Written problem: From the listing that follows, extract every line and set it down unaltered.

Given records:
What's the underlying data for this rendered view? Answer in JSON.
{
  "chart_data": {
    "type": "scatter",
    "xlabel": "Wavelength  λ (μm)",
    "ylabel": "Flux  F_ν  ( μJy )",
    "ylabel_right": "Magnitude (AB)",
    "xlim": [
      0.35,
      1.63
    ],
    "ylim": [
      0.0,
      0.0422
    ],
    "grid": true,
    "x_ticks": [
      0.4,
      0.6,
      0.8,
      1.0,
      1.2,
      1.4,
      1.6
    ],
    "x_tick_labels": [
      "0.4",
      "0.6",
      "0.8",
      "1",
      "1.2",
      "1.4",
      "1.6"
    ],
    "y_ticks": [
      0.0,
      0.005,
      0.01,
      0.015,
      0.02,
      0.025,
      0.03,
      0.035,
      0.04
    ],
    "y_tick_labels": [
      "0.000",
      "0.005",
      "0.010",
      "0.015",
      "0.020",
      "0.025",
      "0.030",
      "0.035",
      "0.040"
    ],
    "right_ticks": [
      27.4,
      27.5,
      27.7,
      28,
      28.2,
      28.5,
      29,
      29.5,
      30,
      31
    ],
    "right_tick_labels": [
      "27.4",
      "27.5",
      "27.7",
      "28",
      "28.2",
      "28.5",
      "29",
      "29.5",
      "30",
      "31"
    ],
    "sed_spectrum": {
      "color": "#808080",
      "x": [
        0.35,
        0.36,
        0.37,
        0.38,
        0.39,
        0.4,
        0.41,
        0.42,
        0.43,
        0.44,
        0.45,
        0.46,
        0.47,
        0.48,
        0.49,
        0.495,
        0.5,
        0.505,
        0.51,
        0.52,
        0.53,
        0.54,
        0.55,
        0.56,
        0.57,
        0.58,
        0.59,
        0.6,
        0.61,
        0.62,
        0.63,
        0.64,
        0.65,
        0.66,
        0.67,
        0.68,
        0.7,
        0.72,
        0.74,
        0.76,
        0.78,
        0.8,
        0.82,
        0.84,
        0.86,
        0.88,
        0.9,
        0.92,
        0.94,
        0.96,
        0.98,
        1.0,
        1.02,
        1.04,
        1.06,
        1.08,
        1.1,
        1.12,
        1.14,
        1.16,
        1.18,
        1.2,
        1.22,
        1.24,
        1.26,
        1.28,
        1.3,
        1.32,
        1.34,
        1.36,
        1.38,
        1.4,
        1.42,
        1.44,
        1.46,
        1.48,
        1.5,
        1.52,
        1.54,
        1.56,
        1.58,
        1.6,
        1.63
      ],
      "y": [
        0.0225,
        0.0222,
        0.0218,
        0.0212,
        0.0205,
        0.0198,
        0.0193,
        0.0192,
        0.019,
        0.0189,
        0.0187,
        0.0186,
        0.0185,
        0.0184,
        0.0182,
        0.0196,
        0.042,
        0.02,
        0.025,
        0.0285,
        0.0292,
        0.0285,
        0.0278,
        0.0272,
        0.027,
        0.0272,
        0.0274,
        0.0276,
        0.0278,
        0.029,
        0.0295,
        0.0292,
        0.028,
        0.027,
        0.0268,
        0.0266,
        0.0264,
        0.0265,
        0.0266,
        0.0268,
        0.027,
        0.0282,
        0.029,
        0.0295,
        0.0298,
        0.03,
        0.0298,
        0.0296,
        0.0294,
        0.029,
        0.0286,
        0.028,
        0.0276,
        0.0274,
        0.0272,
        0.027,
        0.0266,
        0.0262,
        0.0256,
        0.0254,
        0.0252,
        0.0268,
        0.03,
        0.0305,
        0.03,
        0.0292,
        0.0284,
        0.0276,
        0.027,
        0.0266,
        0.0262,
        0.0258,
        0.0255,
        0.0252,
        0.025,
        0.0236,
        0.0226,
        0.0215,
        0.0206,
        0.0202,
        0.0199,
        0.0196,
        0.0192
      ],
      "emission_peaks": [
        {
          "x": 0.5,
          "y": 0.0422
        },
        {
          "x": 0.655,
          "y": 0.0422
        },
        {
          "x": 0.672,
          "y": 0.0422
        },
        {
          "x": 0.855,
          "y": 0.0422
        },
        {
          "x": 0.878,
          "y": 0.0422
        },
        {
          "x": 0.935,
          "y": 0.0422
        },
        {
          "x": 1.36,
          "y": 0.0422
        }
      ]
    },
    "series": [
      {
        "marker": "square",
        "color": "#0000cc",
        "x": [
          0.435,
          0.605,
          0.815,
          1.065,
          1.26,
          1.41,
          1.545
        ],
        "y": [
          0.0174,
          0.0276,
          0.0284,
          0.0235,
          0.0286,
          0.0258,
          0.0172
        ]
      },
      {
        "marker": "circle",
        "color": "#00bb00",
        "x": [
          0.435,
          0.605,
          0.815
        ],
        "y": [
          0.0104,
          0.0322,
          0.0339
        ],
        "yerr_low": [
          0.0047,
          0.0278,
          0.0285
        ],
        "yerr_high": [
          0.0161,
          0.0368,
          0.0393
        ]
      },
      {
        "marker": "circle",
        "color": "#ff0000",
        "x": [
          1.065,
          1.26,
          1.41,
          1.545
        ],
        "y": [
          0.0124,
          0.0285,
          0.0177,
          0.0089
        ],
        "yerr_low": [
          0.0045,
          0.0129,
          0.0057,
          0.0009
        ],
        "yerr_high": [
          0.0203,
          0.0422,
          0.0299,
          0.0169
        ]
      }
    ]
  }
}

Solved exercise:
What's the underlying data for this rendered view? Answer in JSON.
{
  "chart_data": {
    "type": "scatter",
    "xlabel": "Wavelength  λ (μm)",
    "ylabel": "Flux  F_ν  ( μJy )",
    "ylabel_right": "Magnitude (AB)",
    "xlim": [
      0.35,
      1.63
    ],
    "ylim": [
      0.0,
      0.0422
    ],
    "grid": true,
    "x_ticks": [
      0.4,
      0.6,
      0.8,
      1.0,
      1.2,
      1.4,
      1.6
    ],
    "x_tick_labels": [
      "0.4",
      "0.6",
      "0.8",
      "1",
      "1.2",
      "1.4",
      "1.6"
    ],
    "y_ticks": [
      0.0,
      0.005,
      0.01,
      0.015,
      0.02,
      0.025,
      0.03,
      0.035,
      0.04
    ],
    "y_tick_labels": [
      "0.000",
      "0.005",
      "0.010",
      "0.015",
      "0.020",
      "0.025",
      "0.030",
      "0.035",
      "0.040"
    ],
    "right_ticks": [
      27.4,
      27.5,
      27.7,
      28,
      28.2,
      28.5,
      29,
      29.5,
      30,
      31
    ],
    "right_tick_labels": [
      "27.4",
      "27.5",
      "27.7",
      "28",
      "28.2",
      "28.5",
      "29",
      "29.5",
      "30",
      "31"
    ],
    "sed_spectrum": {
      "color": "#808080",
      "x": [
        0.35,
        0.36,
        0.37,
        0.38,
        0.39,
        0.4,
        0.41,
        0.42,
        0.43,
        0.44,
        0.45,
        0.46,
        0.47,
        0.48,
        0.49,
        0.495,
        0.5,
        0.505,
        0.51,
        0.52,
        0.53,
        0.54,
        0.55,
        0.56,
        0.57,
        0.58,
        0.59,
        0.6,
        0.61,
        0.62,
        0.63,
        0.64,
        0.65,
        0.66,
        0.67,
        0.68,
        0.7,
        0.72,
        0.74,
        0.76,
        0.78,
        0.8,
        0.82,
        0.84,
        0.86,
        0.88,
        0.9,
        0.92,
        0.94,
        0.96,
        0.98,
        1.0,
        1.02,
        1.04,
        1.06,
        1.08,
        1.1,
        1.12,
        1.14,
        1.16,
        1.18,
        1.2,
        1.22,
        1.24,
        1.26,
        1.28,
        1.3,
        1.32,
        1.34,
        1.36,
        1.38,
        1.4,
        1.42,
        1.44,
        1.46,
        1.48,
        1.5,
        1.52,
        1.54,
        1.56,
        1.58,
        1.6,
        1.63
      ],
      "y": [
        0.0225,
        0.0222,
        0.0218,
        0.0212,
        0.0205,
        0.0198,
        0.0193,
        0.0192,
        0.019,
        0.0189,
        0.0187,
        0.0186,
        0.0185,
        0.0184,
        0.0182,
        0.0196,
        0.042,
        0.02,
        0.025,
        0.0285,
        0.0292,
        0.0285,
        0.0278,
        0.0272,
        0.027,
        0.0272,
        0.0274,
        0.0276,
        0.0278,
        0.029,
        0.0295,
        0.0292,
        0.028,
        0.027,
        0.0268,
        0.0266,
        0.0264,
        0.0265,
        0.0266,
        0.0268,
        0.027,
        0.0282,
        0.029,
        0.0295,
        0.0298,
        0.03,
        0.0298,
        0.0296,
        0.0294,
        0.029,
        0.0286,
        0.028,
        0.0276,
        0.0274,
        0.0272,
        0.027,
        0.0266,
        0.0262,
        0.0256,
        0.0254,
        0.0252,
        0.0268,
        0.03,
        0.0305,
        0.03,
        0.0292,
        0.0284,
        0.0276,
        0.027,
        0.0266,
        0.0262,
        0.0258,
        0.0255,
        0.0252,
        0.025,
        0.0236,
        0.0226,
        0.0215,
        0.0206,
        0.0202,
        0.0199,
        0.0196,
        0.0192
      ],
      "emission_peaks": [
        {
          "x": 0.5,
          "y": 0.0422
        },
        {
          "x": 0.655,
          "y": 0.0422
        },
        {
          "x": 0.672,
          "y": 0.0422
        },
        {
          "x": 0.855,
          "y": 0.0422
        },
        {
          "x": 0.878,
          "y": 0.0422
        },
        {
          "x": 0.935,
          "y": 0.0422
        },
        {
          "x": 1.36,
          "y": 0.0422
        }
      ]
    },
    "series": [
      {
        "marker": "square",
        "color": "#0000cc",
        "x": [
          0.435,
          0.605,
          0.815,
          1.065,
          1.26,
          1.41,
          1.545
        ],
        "y": [
          0.0174,
          0.0276,
          0.0284,
          0.0235,
          0.0286,
          0.0258,
          0.0172
        ]
      },
      {
        "marker": "circle",
        "color": "#00bb00",
        "x": [
          0.435,
          0.605,
          0.815
        ],
        "y": [
          0.0104,
          0.0322,
          0.0339
        ],
        "yerr_low": [
          0.0047,
          0.0278,
          0.0285
        ],
        "yerr_high": [
          0.0161,
          0.0368,
          0.0393
        ]
      },
      {
        "marker": "circle",
        "color": "#ff0000",
        "x": [
          1.065,
          1.26,
          1.41,
          1.545
        ],
        "y": [
          0.0124,
          0.0285,
          0.0177,
          0.0089
        ],
        "yerr_low": [
          0.0045,
          0.0129,
          0.0057,
          0.0009
        ],
        "yerr_high": [
          0.0203,
          0.0422,
          0.0299,
          0.0169
        ]
      }
    ]
  }
}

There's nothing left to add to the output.